▸ **MATERIAL SHOWN**
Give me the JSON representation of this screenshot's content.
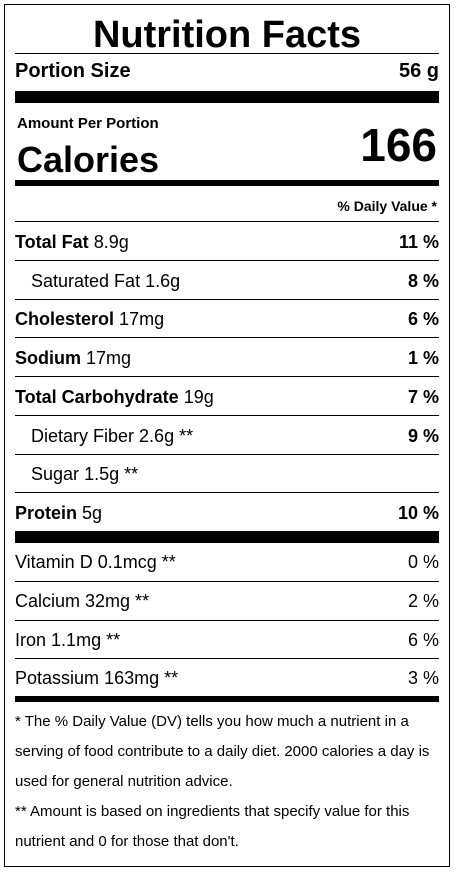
{
  "title": "Nutrition Facts",
  "portion": {
    "label": "Portion Size",
    "value": "56 g"
  },
  "amount_per_portion": "Amount Per Portion",
  "calories": {
    "label": "Calories",
    "value": "166"
  },
  "daily_value_header": "% Daily Value *",
  "nutrients": [
    {
      "name": "Total Fat",
      "amount": "8.9g",
      "dv": "11 %"
    },
    {
      "name": "Saturated Fat",
      "amount": "1.6g",
      "dv": "8 %"
    },
    {
      "name": "Cholesterol",
      "amount": "17mg",
      "dv": "6 %"
    },
    {
      "name": "Sodium",
      "amount": "17mg",
      "dv": "1 %"
    },
    {
      "name": "Total Carbohydrate",
      "amount": "19g",
      "dv": "7 %"
    },
    {
      "name": "Dietary Fiber",
      "amount": "2.6g **",
      "dv": "9 %"
    },
    {
      "name": "Sugar",
      "amount": "1.5g **",
      "dv": ""
    },
    {
      "name": "Protein",
      "amount": "5g",
      "dv": "10 %"
    }
  ],
  "micros": [
    {
      "name": "Vitamin D",
      "amount": "0.1mcg **",
      "dv": "0 %"
    },
    {
      "name": "Calcium",
      "amount": "32mg **",
      "dv": "2 %"
    },
    {
      "name": "Iron",
      "amount": "1.1mg **",
      "dv": "6 %"
    },
    {
      "name": "Potassium",
      "amount": "163mg **",
      "dv": "3 %"
    }
  ],
  "footnotes": [
    "* The % Daily Value (DV) tells you how much a nutrient in a serving of food contribute to a daily diet. 2000 calories a day is used for general nutrition advice.",
    "** Amount is based on ingredients that specify value for this nutrient and 0 for those that don't."
  ]
}
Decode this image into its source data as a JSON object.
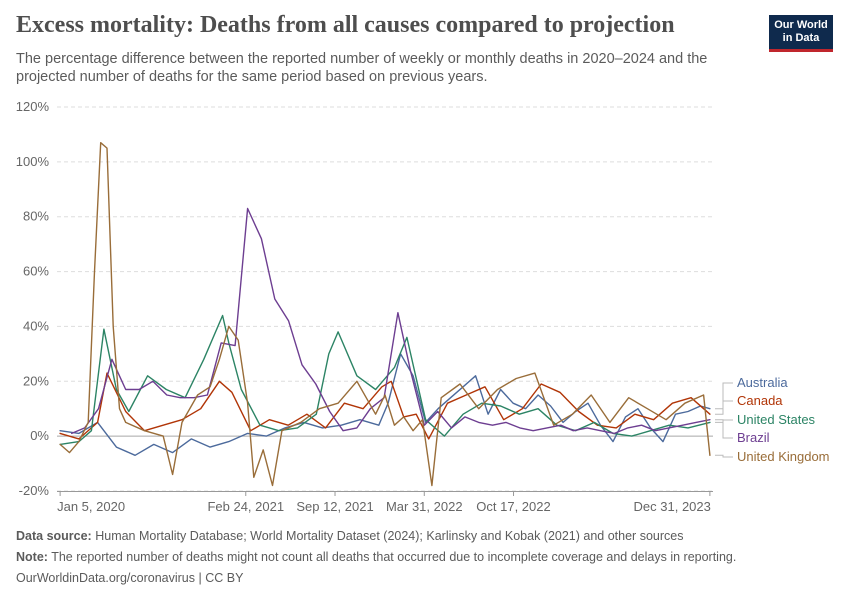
{
  "header": {
    "title": "Excess mortality: Deaths from all causes compared to projection",
    "subtitle": "The percentage difference between the reported number of weekly or monthly deaths in 2020–2024 and the projected number of deaths for the same period based on previous years.",
    "logo_line1": "Our World",
    "logo_line2": "in Data"
  },
  "footer": {
    "source_label": "Data source:",
    "source_text": "Human Mortality Database; World Mortality Dataset (2024); Karlinsky and Kobak (2021) and other sources",
    "note_label": "Note:",
    "note_text": "The reported number of deaths might not count all deaths that occurred due to incomplete coverage and delays in reporting.",
    "credit": "OurWorldinData.org/coronavirus | CC BY"
  },
  "colors": {
    "Australia": "#4c6a9c",
    "Canada": "#b13507",
    "United States": "#2c8465",
    "Brazil": "#6d3e91",
    "United Kingdom": "#996d39"
  },
  "chart_data": {
    "type": "line",
    "title": "Excess mortality: Deaths from all causes compared to projection",
    "ylabel": "",
    "xlabel": "",
    "ylim": [
      -20,
      120
    ],
    "yticks": [
      -20,
      0,
      20,
      40,
      60,
      80,
      100,
      120
    ],
    "ytick_labels": [
      "-20%",
      "0%",
      "20%",
      "40%",
      "60%",
      "80%",
      "100%",
      "120%"
    ],
    "xlim": [
      "2019-12-29",
      "2024-01-07"
    ],
    "xticks": [
      "2020-01-05",
      "2021-02-24",
      "2021-09-12",
      "2022-03-31",
      "2022-10-17",
      "2023-12-31"
    ],
    "xtick_labels": [
      "Jan 5, 2020",
      "Feb 24, 2021",
      "Sep 12, 2021",
      "Mar 31, 2022",
      "Oct 17, 2022",
      "Dec 31, 2023"
    ],
    "grid": "horizontal dashed",
    "legend": "right, at line ends",
    "series": [
      {
        "name": "Australia",
        "x": [
          "2020-01-05",
          "2020-02-16",
          "2020-03-29",
          "2020-05-10",
          "2020-06-21",
          "2020-08-02",
          "2020-09-13",
          "2020-10-25",
          "2020-12-06",
          "2021-01-17",
          "2021-02-28",
          "2021-04-11",
          "2021-05-23",
          "2021-07-04",
          "2021-08-15",
          "2021-09-26",
          "2021-11-07",
          "2021-12-19",
          "2022-01-09",
          "2022-02-06",
          "2022-03-06",
          "2022-04-03",
          "2022-05-01",
          "2022-05-29",
          "2022-06-26",
          "2022-07-24",
          "2022-08-21",
          "2022-09-18",
          "2022-10-16",
          "2022-11-13",
          "2022-12-11",
          "2023-01-08",
          "2023-02-05",
          "2023-03-05",
          "2023-04-02",
          "2023-04-30",
          "2023-05-28",
          "2023-06-25",
          "2023-07-23",
          "2023-08-20",
          "2023-09-17",
          "2023-10-15",
          "2023-11-12",
          "2023-12-10",
          "2023-12-31"
        ],
        "values": [
          2,
          1,
          5,
          -4,
          -7,
          -3,
          -6,
          -1,
          -4,
          -2,
          1,
          0,
          3,
          5,
          3,
          4,
          6,
          4,
          12,
          30,
          22,
          5,
          10,
          14,
          18,
          22,
          8,
          17,
          12,
          10,
          15,
          11,
          5,
          9,
          12,
          4,
          -2,
          7,
          10,
          3,
          -2,
          8,
          9,
          11,
          10
        ]
      },
      {
        "name": "Canada",
        "x": [
          "2020-01-05",
          "2020-02-16",
          "2020-03-29",
          "2020-04-19",
          "2020-05-31",
          "2020-07-12",
          "2020-08-23",
          "2020-10-04",
          "2020-11-15",
          "2020-12-27",
          "2021-01-24",
          "2021-03-07",
          "2021-04-18",
          "2021-05-30",
          "2021-07-11",
          "2021-08-22",
          "2021-10-03",
          "2021-11-14",
          "2021-12-26",
          "2022-01-16",
          "2022-02-13",
          "2022-03-13",
          "2022-04-10",
          "2022-05-22",
          "2022-07-03",
          "2022-08-14",
          "2022-09-25",
          "2022-11-06",
          "2022-12-18",
          "2023-01-29",
          "2023-03-12",
          "2023-04-23",
          "2023-06-04",
          "2023-07-16",
          "2023-08-27",
          "2023-10-08",
          "2023-11-19",
          "2023-12-31"
        ],
        "values": [
          1,
          -1,
          5,
          23,
          9,
          2,
          4,
          6,
          10,
          20,
          16,
          2,
          6,
          4,
          8,
          3,
          12,
          10,
          18,
          20,
          7,
          8,
          -1,
          12,
          15,
          18,
          6,
          10,
          19,
          16,
          9,
          4,
          3,
          8,
          6,
          12,
          14,
          8
        ]
      },
      {
        "name": "United States",
        "x": [
          "2020-01-05",
          "2020-02-16",
          "2020-03-15",
          "2020-04-12",
          "2020-05-10",
          "2020-06-07",
          "2020-07-19",
          "2020-08-30",
          "2020-10-11",
          "2020-11-22",
          "2021-01-03",
          "2021-01-17",
          "2021-02-14",
          "2021-03-28",
          "2021-05-09",
          "2021-06-20",
          "2021-08-01",
          "2021-08-29",
          "2021-09-19",
          "2021-10-31",
          "2021-12-12",
          "2022-01-23",
          "2022-02-20",
          "2022-04-03",
          "2022-05-15",
          "2022-06-26",
          "2022-08-07",
          "2022-09-18",
          "2022-10-30",
          "2022-12-11",
          "2023-01-22",
          "2023-03-05",
          "2023-04-16",
          "2023-05-28",
          "2023-07-09",
          "2023-08-20",
          "2023-10-01",
          "2023-11-12",
          "2023-12-31"
        ],
        "values": [
          -3,
          -2,
          2,
          39,
          17,
          9,
          22,
          17,
          14,
          28,
          44,
          34,
          17,
          4,
          2,
          3,
          8,
          30,
          38,
          22,
          17,
          25,
          36,
          6,
          0,
          8,
          12,
          11,
          8,
          10,
          4,
          2,
          5,
          1,
          0,
          2,
          4,
          3,
          5
        ]
      },
      {
        "name": "Brazil",
        "x": [
          "2020-01-31",
          "2020-02-29",
          "2020-03-31",
          "2020-04-30",
          "2020-05-31",
          "2020-06-30",
          "2020-07-31",
          "2020-08-31",
          "2020-09-30",
          "2020-10-31",
          "2020-11-30",
          "2020-12-31",
          "2021-01-31",
          "2021-02-28",
          "2021-03-31",
          "2021-04-30",
          "2021-05-31",
          "2021-06-30",
          "2021-07-31",
          "2021-08-31",
          "2021-09-30",
          "2021-10-31",
          "2021-11-30",
          "2021-12-31",
          "2022-01-31",
          "2022-02-28",
          "2022-03-31",
          "2022-04-30",
          "2022-05-31",
          "2022-06-30",
          "2022-07-31",
          "2022-08-31",
          "2022-09-30",
          "2022-10-31",
          "2022-11-30",
          "2022-12-31",
          "2023-01-31",
          "2023-02-28",
          "2023-03-31",
          "2023-04-30",
          "2023-05-31",
          "2023-06-30",
          "2023-07-31",
          "2023-08-31",
          "2023-09-30",
          "2023-10-31",
          "2023-11-30",
          "2023-12-31"
        ],
        "values": [
          1,
          3,
          10,
          28,
          17,
          17,
          20,
          15,
          14,
          14,
          15,
          34,
          33,
          83,
          72,
          50,
          42,
          26,
          19,
          9,
          2,
          3,
          10,
          14,
          45,
          24,
          4,
          9,
          3,
          7,
          5,
          4,
          5,
          3,
          2,
          3,
          4,
          2,
          3,
          2,
          1,
          3,
          4,
          2,
          3,
          4,
          5,
          6
        ]
      },
      {
        "name": "United Kingdom",
        "x": [
          "2020-01-05",
          "2020-01-26",
          "2020-02-16",
          "2020-03-08",
          "2020-03-22",
          "2020-04-05",
          "2020-04-19",
          "2020-05-03",
          "2020-05-17",
          "2020-05-31",
          "2020-07-12",
          "2020-08-23",
          "2020-09-13",
          "2020-10-04",
          "2020-11-08",
          "2020-12-06",
          "2020-12-27",
          "2021-01-17",
          "2021-02-07",
          "2021-02-28",
          "2021-03-14",
          "2021-04-04",
          "2021-04-25",
          "2021-05-16",
          "2021-06-27",
          "2021-08-08",
          "2021-09-19",
          "2021-10-31",
          "2021-12-12",
          "2022-01-02",
          "2022-01-23",
          "2022-02-13",
          "2022-03-06",
          "2022-03-27",
          "2022-04-17",
          "2022-05-08",
          "2022-06-19",
          "2022-07-31",
          "2022-09-11",
          "2022-10-23",
          "2022-12-04",
          "2023-01-15",
          "2023-02-26",
          "2023-04-09",
          "2023-05-21",
          "2023-07-02",
          "2023-08-13",
          "2023-09-24",
          "2023-11-05",
          "2023-12-17",
          "2023-12-31"
        ],
        "values": [
          -3,
          -6,
          -2,
          5,
          60,
          107,
          105,
          40,
          10,
          5,
          2,
          0,
          -14,
          5,
          15,
          18,
          28,
          40,
          35,
          12,
          -15,
          -5,
          -18,
          2,
          5,
          10,
          12,
          20,
          8,
          15,
          4,
          7,
          2,
          6,
          -18,
          14,
          19,
          10,
          17,
          21,
          23,
          4,
          8,
          15,
          5,
          14,
          10,
          6,
          12,
          15,
          -7
        ]
      }
    ]
  }
}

▸ **DIRECTIONS FOR THIS TASK**
Above are the entries; copy out every line among them that contains the word "Total".

▸ **RESPONSE BOX**
      "name": "Total Fat",
      "name": "Total Carbohydrate",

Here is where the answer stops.